(Collected data)
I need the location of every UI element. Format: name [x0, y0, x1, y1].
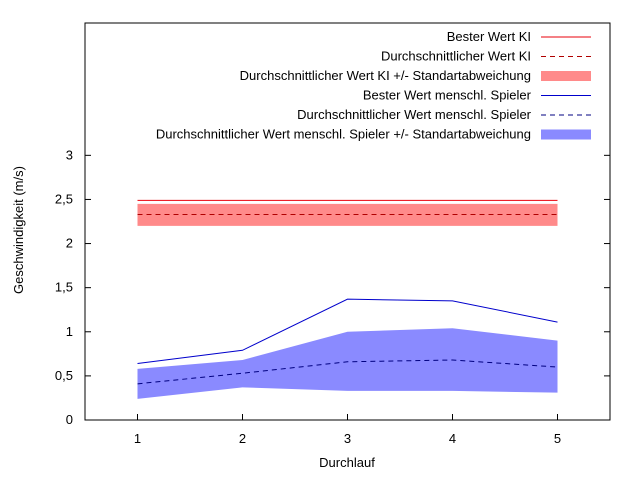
legend: Bester Wert KI Durchschnittlicher Wert KI… — [156, 29, 591, 142]
y-tick-label: 3 — [66, 147, 73, 162]
x-tick-label: 1 — [134, 431, 141, 446]
legend-label: Durchschnittlicher Wert menschl. Spieler — [297, 107, 532, 122]
legend-label: Bester Wert KI — [447, 29, 531, 44]
x-axis-label: Durchlauf — [319, 455, 375, 470]
x-tick-label: 3 — [344, 431, 351, 446]
y-tick-label: 1,5 — [55, 280, 73, 295]
x-tick-label: 4 — [449, 431, 456, 446]
y-tick-label: 0,5 — [55, 368, 73, 383]
line-series-4 — [137, 359, 558, 385]
legend-swatch — [541, 71, 591, 81]
legend-label: Bester Wert menschl. Spieler — [363, 88, 532, 103]
x-tick-label: 2 — [239, 431, 246, 446]
y-tick-label: 2,5 — [55, 191, 73, 206]
y-tick-label: 1 — [66, 324, 73, 339]
line-series-3 — [137, 298, 558, 365]
legend-label: Durchschnittlicher Wert KI — [381, 49, 531, 64]
band-layer — [137, 203, 558, 399]
legend-label: Durchschnittlicher Wert menschl. Spieler… — [156, 127, 531, 142]
line-layer — [137, 199, 558, 385]
legend-label: Durchschnittlicher Wert KI +/- Standarta… — [240, 68, 531, 83]
y-tick-label: 0 — [66, 412, 73, 427]
x-axis: 1 2 3 4 5 — [134, 414, 561, 446]
y-axis-label: Geschwindigkeit (m/s) — [11, 166, 26, 294]
y-axis: 0 0,5 1 1,5 2 2,5 3 — [55, 147, 610, 427]
y-tick-label: 2 — [66, 236, 73, 251]
band-series-5 — [137, 328, 558, 399]
legend-swatch — [541, 129, 591, 140]
x-tick-label: 5 — [554, 431, 561, 446]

(Written problem): Please rewrite the entries from the line containing "legend: Bester Wert" through the line containing "legend-label: Durchschnittlicher Wert menschl. Spieler…" as a JSON list of strings, with one string per line and blank lines left out.

(Task answer):
[
  "legend: Bester Wert KI Durchschnittlicher Wert KI… — [156, 29, 591, 142]",
  "y-tick-label: 3 — [66, 147, 73, 162]",
  "x-tick-label: 1 — [134, 431, 141, 446]",
  "legend-label: Durchschnittlicher Wert menschl. Spieler — [297, 107, 532, 122]",
  "legend-label: Bester Wert KI — [447, 29, 531, 44]",
  "x-axis-label: Durchlauf — [319, 455, 375, 470]",
  "x-tick-label: 3 — [344, 431, 351, 446]",
  "y-tick-label: 1,5 — [55, 280, 73, 295]",
  "x-tick-label: 4 — [449, 431, 456, 446]",
  "y-tick-label: 0,5 — [55, 368, 73, 383]",
  "line-series-4 — [137, 359, 558, 385]",
  "legend-swatch — [541, 71, 591, 81]",
  "legend-label: Bester Wert menschl. Spieler — [363, 88, 532, 103]",
  "x-tick-label: 2 — [239, 431, 246, 446]",
  "y-tick-label: 2,5 — [55, 191, 73, 206]",
  "y-tick-label: 1 — [66, 324, 73, 339]",
  "line-series-3 — [137, 298, 558, 365]",
  "legend-label: Durchschnittlicher Wert KI — [381, 49, 531, 64]",
  "band-layer — [137, 203, 558, 399]",
  "legend-label: Durchschnittlicher Wert menschl. Spieler… — [156, 127, 531, 142]"
]